---------- GIVEN RECORDS
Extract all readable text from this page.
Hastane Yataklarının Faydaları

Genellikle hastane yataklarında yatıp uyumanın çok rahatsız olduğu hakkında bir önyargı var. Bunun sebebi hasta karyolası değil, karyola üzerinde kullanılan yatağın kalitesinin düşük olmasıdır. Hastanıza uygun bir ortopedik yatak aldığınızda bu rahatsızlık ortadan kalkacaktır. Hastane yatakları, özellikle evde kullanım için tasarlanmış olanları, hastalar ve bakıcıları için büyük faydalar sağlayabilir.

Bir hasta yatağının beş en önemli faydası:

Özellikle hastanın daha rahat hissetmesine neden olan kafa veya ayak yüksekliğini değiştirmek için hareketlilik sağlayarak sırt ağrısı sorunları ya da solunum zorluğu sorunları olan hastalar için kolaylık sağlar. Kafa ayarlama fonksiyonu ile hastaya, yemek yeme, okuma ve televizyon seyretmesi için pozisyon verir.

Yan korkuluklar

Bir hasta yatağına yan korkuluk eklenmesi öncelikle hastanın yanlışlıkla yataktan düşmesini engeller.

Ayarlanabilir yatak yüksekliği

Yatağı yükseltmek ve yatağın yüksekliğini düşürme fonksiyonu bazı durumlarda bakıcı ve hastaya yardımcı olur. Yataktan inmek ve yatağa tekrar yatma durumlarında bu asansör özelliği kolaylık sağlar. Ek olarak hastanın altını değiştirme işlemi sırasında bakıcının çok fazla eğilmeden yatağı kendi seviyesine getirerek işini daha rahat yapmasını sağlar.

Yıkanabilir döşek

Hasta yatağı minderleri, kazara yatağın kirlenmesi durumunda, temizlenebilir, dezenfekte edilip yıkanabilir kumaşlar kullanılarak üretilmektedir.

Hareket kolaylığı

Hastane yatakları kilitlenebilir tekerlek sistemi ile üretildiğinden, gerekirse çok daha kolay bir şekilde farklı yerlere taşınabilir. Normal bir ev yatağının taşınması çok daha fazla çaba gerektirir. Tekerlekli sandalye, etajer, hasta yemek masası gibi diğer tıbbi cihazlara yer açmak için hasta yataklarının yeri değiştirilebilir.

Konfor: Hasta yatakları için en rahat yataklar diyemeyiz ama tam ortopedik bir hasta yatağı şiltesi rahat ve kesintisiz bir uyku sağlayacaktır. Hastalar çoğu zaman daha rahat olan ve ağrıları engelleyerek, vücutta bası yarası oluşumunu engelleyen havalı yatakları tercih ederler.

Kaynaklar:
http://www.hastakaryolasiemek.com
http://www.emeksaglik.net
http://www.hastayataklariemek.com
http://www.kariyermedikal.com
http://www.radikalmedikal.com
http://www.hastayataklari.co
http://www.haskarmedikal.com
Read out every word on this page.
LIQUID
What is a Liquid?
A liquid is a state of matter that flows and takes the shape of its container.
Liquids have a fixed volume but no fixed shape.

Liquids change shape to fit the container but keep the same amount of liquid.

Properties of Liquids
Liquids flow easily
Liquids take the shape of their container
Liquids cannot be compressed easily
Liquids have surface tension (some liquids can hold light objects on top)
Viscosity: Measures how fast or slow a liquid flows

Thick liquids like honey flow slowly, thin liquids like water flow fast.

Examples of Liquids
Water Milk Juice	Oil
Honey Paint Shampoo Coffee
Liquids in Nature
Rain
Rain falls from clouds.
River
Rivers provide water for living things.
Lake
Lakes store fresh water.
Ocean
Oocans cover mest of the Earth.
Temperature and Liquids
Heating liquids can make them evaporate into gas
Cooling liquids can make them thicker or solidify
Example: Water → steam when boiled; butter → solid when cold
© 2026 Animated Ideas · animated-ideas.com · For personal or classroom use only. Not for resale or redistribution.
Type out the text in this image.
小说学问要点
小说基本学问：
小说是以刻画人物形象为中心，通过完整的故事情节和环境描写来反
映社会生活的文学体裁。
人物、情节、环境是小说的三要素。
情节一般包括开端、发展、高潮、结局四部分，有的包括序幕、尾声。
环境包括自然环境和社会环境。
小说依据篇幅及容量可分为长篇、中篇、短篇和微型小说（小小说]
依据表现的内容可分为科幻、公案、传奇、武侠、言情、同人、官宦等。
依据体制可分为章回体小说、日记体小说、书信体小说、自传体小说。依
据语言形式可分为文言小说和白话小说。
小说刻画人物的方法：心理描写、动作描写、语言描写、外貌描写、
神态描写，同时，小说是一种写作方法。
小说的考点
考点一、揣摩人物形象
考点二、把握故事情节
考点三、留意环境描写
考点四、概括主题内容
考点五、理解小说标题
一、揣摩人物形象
--------------------
[EXERCISE]:
Each line from the one containing "Read out every word on this page." to the end of the records should be echoed exactly, and no other line.

[COMPLETE ANSWER]:
Read out every word on this page.
LIQUID
What is a Liquid?
A liquid is a state of matter that flows and takes the shape of its container.
Liquids have a fixed volume but no fixed shape.

Liquids change shape to fit the container but keep the same amount of liquid.

Properties of Liquids
Liquids flow easily
Liquids take the shape of their container
Liquids cannot be compressed easily
Liquids have surface tension (some liquids can hold light objects on top)
Viscosity: Measures how fast or slow a liquid flows

Thick liquids like honey flow slowly, thin liquids like water flow fast.

Examples of Liquids
Water Milk Juice	Oil
Honey Paint Shampoo Coffee
Liquids in Nature
Rain
Rain falls from clouds.
River
Rivers provide water for living things.
Lake
Lakes store fresh water.
Ocean
Oocans cover mest of the Earth.
Temperature and Liquids
Heating liquids can make them evaporate into gas
Cooling liquids can make them thicker or solidify
Example: Water → steam when boiled; butter → solid when cold
© 2026 Animated Ideas · animated-ideas.com · For personal or classroom use only. Not for resale or redistribution.
Type out the text in this image.
小说学问要点
小说基本学问：
小说是以刻画人物形象为中心，通过完整的故事情节和环境描写来反
映社会生活的文学体裁。
人物、情节、环境是小说的三要素。
情节一般包括开端、发展、高潮、结局四部分，有的包括序幕、尾声。
环境包括自然环境和社会环境。
小说依据篇幅及容量可分为长篇、中篇、短篇和微型小说（小小说]
依据表现的内容可分为科幻、公案、传奇、武侠、言情、同人、官宦等。
依据体制可分为章回体小说、日记体小说、书信体小说、自传体小说。依
据语言形式可分为文言小说和白话小说。
小说刻画人物的方法：心理描写、动作描写、语言描写、外貌描写、
神态描写，同时，小说是一种写作方法。
小说的考点
考点一、揣摩人物形象
考点二、把握故事情节
考点三、留意环境描写
考点四、概括主题内容
考点五、理解小说标题
一、揣摩人物形象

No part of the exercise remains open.